# [Provided data]
— BEGIN —
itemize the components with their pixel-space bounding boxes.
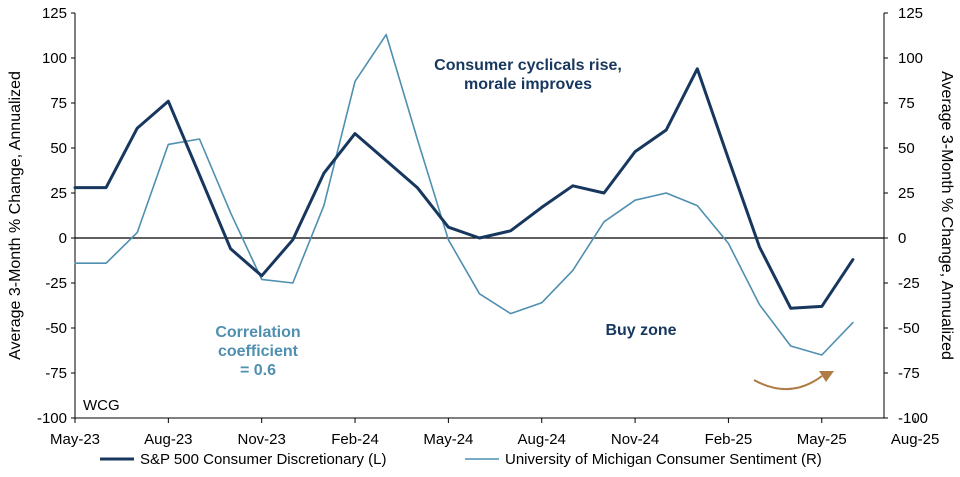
y-tick-label-right: 125 [898, 5, 923, 22]
x-tick-label: Aug-24 [518, 431, 566, 448]
annotation-correlation: Correlation [215, 324, 300, 341]
legend-label-sp500: S&P 500 Consumer Discretionary (L) [140, 451, 387, 468]
y-tick-label-left: -75 [45, 365, 67, 382]
x-tick-label: May-23 [50, 431, 100, 448]
y-tick-label-left: 0 [59, 230, 67, 247]
x-tick-label: May-25 [797, 431, 847, 448]
y-tick-label-right: 0 [898, 230, 906, 247]
y-tick-label-right: -50 [898, 320, 920, 337]
annotation-correlation: coefficient [218, 343, 299, 360]
y-tick-label-right: 25 [898, 185, 915, 202]
x-tick-label: Nov-23 [238, 431, 286, 448]
x-tick-label: May-24 [423, 431, 473, 448]
y-tick-label-right: -25 [898, 275, 920, 292]
x-tick-label: Aug-23 [144, 431, 192, 448]
y-tick-label-right: 75 [898, 95, 915, 112]
buy-zone-arrow [753, 375, 823, 391]
x-tick-label: Feb-25 [705, 431, 753, 448]
x-tick-label: Nov-24 [611, 431, 659, 448]
series-line-sp500-discretionary [73, 67, 855, 310]
annotation-consumer-cyclicals: Consumer cyclicals rise, [434, 57, 622, 74]
y-tick-label-left: -25 [45, 275, 67, 292]
x-tick-label: Aug-25 [891, 431, 939, 448]
y-tick-label-right: -75 [898, 365, 920, 382]
annotation-buy-zone: Buy zone [605, 322, 676, 339]
chart-legend: S&P 500 Consumer Discretionary (L) Univer… [100, 451, 822, 468]
y-tick-label-left: 50 [50, 140, 67, 157]
buy-zone-arrow-head [819, 371, 834, 382]
x-tick-label: Feb-24 [331, 431, 379, 448]
y-axis-title-right: Average 3-Month % Change, Annualized [938, 71, 955, 360]
annotation-consumer-cyclicals: morale improves [464, 76, 592, 93]
y-tick-label-left: 125 [42, 5, 67, 22]
y-tick-label-left: -100 [37, 410, 67, 427]
legend-label-umich: University of Michigan Consumer Sentimen… [505, 451, 822, 468]
annotation-correlation: = 0.6 [240, 362, 276, 379]
series-line-umich-sentiment [74, 33, 854, 356]
y-tick-label-right: -100 [898, 410, 928, 427]
y-tick-label-right: 100 [898, 50, 923, 67]
y-tick-label-left: -50 [45, 320, 67, 337]
y-tick-label-left: 75 [50, 95, 67, 112]
y-tick-label-right: 50 [898, 140, 915, 157]
y-tick-label-left: 25 [50, 185, 67, 202]
source-label: WCG [83, 397, 120, 414]
y-axis-title-left: Average 3-Month % Change, Annualized [7, 71, 24, 360]
chart-labels: -100 -100 -75 -75 -50 -50 -25 -25 0 0 25 25 50 50 75 75… [7, 5, 955, 448]
chart-axes [71, 12, 916, 423]
y-tick-label-left: 100 [42, 50, 67, 67]
chart-series [73, 33, 855, 356]
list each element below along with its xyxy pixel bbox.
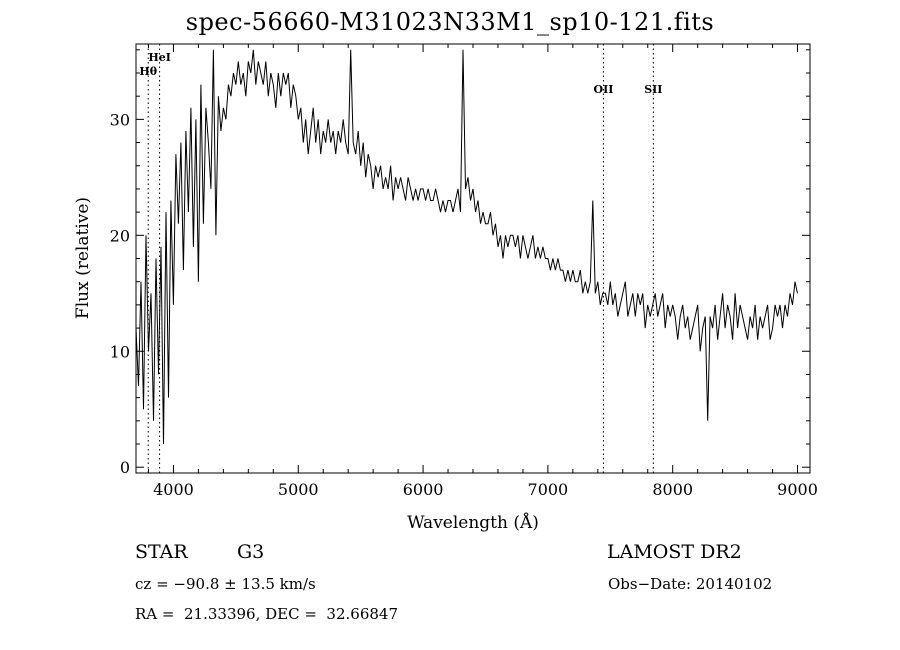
object-subclass: G3 <box>237 541 265 563</box>
x-tick-label: 8000 <box>652 480 693 499</box>
y-tick-label: 30 <box>110 110 130 129</box>
x-tick-label: 5000 <box>278 480 319 499</box>
x-tick-label: 4000 <box>153 480 194 499</box>
y-tick-label: 0 <box>120 458 130 477</box>
line-marker-label: HeI <box>148 51 171 64</box>
x-tick-label: 7000 <box>528 480 569 499</box>
y-tick-label: 20 <box>110 226 130 245</box>
y-axis-label: Flux (relative) <box>73 197 93 319</box>
x-axis-ticks: 4000 5000 6000 7000 8000 9000 <box>147 44 818 499</box>
x-axis-label: Wavelength (Å) <box>407 512 539 533</box>
spectrum-line <box>135 49 798 445</box>
chart-title: spec-56660-M31023N33M1_sp10-121.fits <box>185 8 715 36</box>
object-type: STAR <box>135 541 188 563</box>
redshift-cz: cz = −90.8 ± 13.5 km/s <box>135 575 316 593</box>
x-tick-label: 9000 <box>777 480 818 499</box>
coordinates: RA = 21.33396, DEC = 32.66847 <box>135 605 399 623</box>
line-marker-label: SII <box>644 83 662 96</box>
observation-date: Obs−Date: 20140102 <box>608 575 773 593</box>
y-tick-label: 10 <box>110 342 130 361</box>
line-marker-label: Hθ <box>139 65 157 78</box>
survey-name: LAMOST DR2 <box>607 541 742 563</box>
y-axis-ticks: 0 10 20 30 <box>110 49 810 477</box>
x-tick-label: 6000 <box>403 480 444 499</box>
plot-frame <box>135 43 811 474</box>
line-marker-label: OII <box>593 83 613 96</box>
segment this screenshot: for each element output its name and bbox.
— END —
# [Goal of the exercise]
Render every line of the records above as a JSON list of strings, one string per line, with blank lines omitted and the pictures left out.

# [The response]
[
  "itemize the components with their pixel-space bounding boxes.",
  "y-tick-label-right: 125 [898, 5, 923, 22]",
  "x-tick-label: Aug-24 [518, 431, 566, 448]",
  "annotation-correlation: Correlation [215, 324, 300, 341]",
  "legend-label-sp500: S&P 500 Consumer Discretionary (L) [140, 451, 387, 468]",
  "y-tick-label-left: -75 [45, 365, 67, 382]",
  "x-tick-label: May-23 [50, 431, 100, 448]",
  "y-tick-label-left: 0 [59, 230, 67, 247]",
  "x-tick-label: May-25 [797, 431, 847, 448]",
  "y-tick-label-right: 0 [898, 230, 906, 247]",
  "y-tick-label-right: -50 [898, 320, 920, 337]",
  "annotation-correlation: coefficient [218, 343, 299, 360]",
  "y-tick-label-right: 25 [898, 185, 915, 202]",
  "x-tick-label: Nov-23 [238, 431, 286, 448]",
  "x-tick-label: May-24 [423, 431, 473, 448]",
  "y-tick-label-right: -25 [898, 275, 920, 292]",
  "x-tick-label: Aug-23 [144, 431, 192, 448]",
  "y-tick-label-right: 75 [898, 95, 915, 112]",
  "buy-zone-arrow [753, 375, 823, 391]",
  "x-tick-label: Feb-25 [705, 431, 753, 448]",
  "x-tick-label: Nov-24 [611, 431, 659, 448]",
  "series-line-sp500-discretionary [73, 67, 855, 310]",
  "annotation-consumer-cyclicals: Consumer cyclicals rise, [434, 57, 622, 74]",
  "y-tick-label-left: -25 [45, 275, 67, 292]",
  "x-tick-label: Aug-25 [891, 431, 939, 448]",
  "y-tick-label-right: -75 [898, 365, 920, 382]",
  "annotation-buy-zone: Buy zone [605, 322, 676, 339]",
  "chart-legend: S&P 500 Consumer Discretionary (L) Univer… [100, 451, 822, 468]",
  "y-tick-label-left: 50 [50, 140, 67, 157]",
  "buy-zone-arrow-head [819, 371, 834, 382]",
  "x-tick-label: Feb-24 [331, 431, 379, 448]",
  "y-axis-title-right: Average 3-Month % Change, Annualized [938, 71, 955, 360]",
  "annotation-consumer-cyclicals: morale improves [464, 76, 592, 93]",
  "y-tick-label-left: 125 [42, 5, 67, 22]",
  "y-tick-label-left: -100 [37, 410, 67, 427]",
  "legend-label-umich: University of Michigan Consumer Sentimen… [505, 451, 822, 468]",
  "annotation-correlation: = 0.6 [240, 362, 276, 379]",
  "series-line-umich-sentiment [74, 33, 854, 356]",
  "y-tick-label-right: -100 [898, 410, 928, 427]",
  "y-tick-label-right: 100 [898, 50, 923, 67]",
  "y-tick-label-left: -50 [45, 320, 67, 337]",
  "y-tick-label-left: 75 [50, 95, 67, 112]",
  "y-tick-label-right: 50 [898, 140, 915, 157]",
  "y-tick-label-left: 25 [50, 185, 67, 202]",
  "source-label: WCG [83, 397, 120, 414]",
  "y-axis-title-left: Average 3-Month % Change, Annualized [7, 71, 24, 360]",
  "chart-labels: -100 -100 -75 -75 -50 -50 -25 -25 0 0 25 25 50 50 75 75… [7, 5, 955, 448]",
  "chart-axes [71, 12, 916, 423]",
  "y-tick-label-left: 100 [42, 50, 67, 67]",
  "chart-series [73, 33, 855, 356]",
  "list each element below along with its xyxy pixel bbox.",
  "object-subclass: G3 <box>237 541 265 563</box>",
  "x-tick-label: 8000 <box>652 480 693 499</box>",
  "y-tick-label: 30 <box>110 110 130 129</box>",
  "x-tick-label: 5000 <box>278 480 319 499</box>",
  "x-tick-label: 4000 <box>153 480 194 499</box>",
  "y-tick-label: 0 <box>120 458 130 477</box>",
  "line-marker-label: HeI <box>148 51 171 64</box>",
  "x-tick-label: 7000 <box>528 480 569 499</box>",
  "y-tick-label: 20 <box>110 226 130 245</box>",
  "y-axis-label: Flux (relative) <box>73 197 93 319</box>",
  "x-axis-ticks: 4000 5000 6000 7000 8000 9000 <box>147 44 818 499</box>",
  "x-axis-label: Wavelength (Å) <box>407 512 539 533</box>",
  "spectrum-line <box>135 49 798 445</box>",
  "chart-title: spec-56660-M31023N33M1_sp10-121.fits <box>185 8 715 36</box>",
  "object-type: STAR <box>135 541 188 563</box>",
  "redshift-cz: cz = −90.8 ± 13.5 km/s <box>135 575 316 593</box>",
  "x-tick-label: 9000 <box>777 480 818 499</box>",
  "coordinates: RA = 21.33396, DEC = 32.66847 <box>135 605 399 623</box>",
  "line-marker-label: SII <box>644 83 662 96</box>",
  "observation-date: Obs−Date: 20140102 <box>608 575 773 593</box>",
  "y-tick-label: 10 <box>110 342 130 361</box>",
  "line-marker-label: Hθ <box>139 65 157 78</box>",
  "survey-name: LAMOST DR2 <box>607 541 742 563</box>",
  "y-axis-ticks: 0 10 20 30 <box>110 49 810 477</box>",
  "x-tick-label: 6000 <box>403 480 444 499</box>",
  "plot-frame <box>135 43 811 474</box>",
  "line-marker-label: OII <box>593 83 613 96</box>",
  "segment this screenshot: for each element output its name and bbox."
]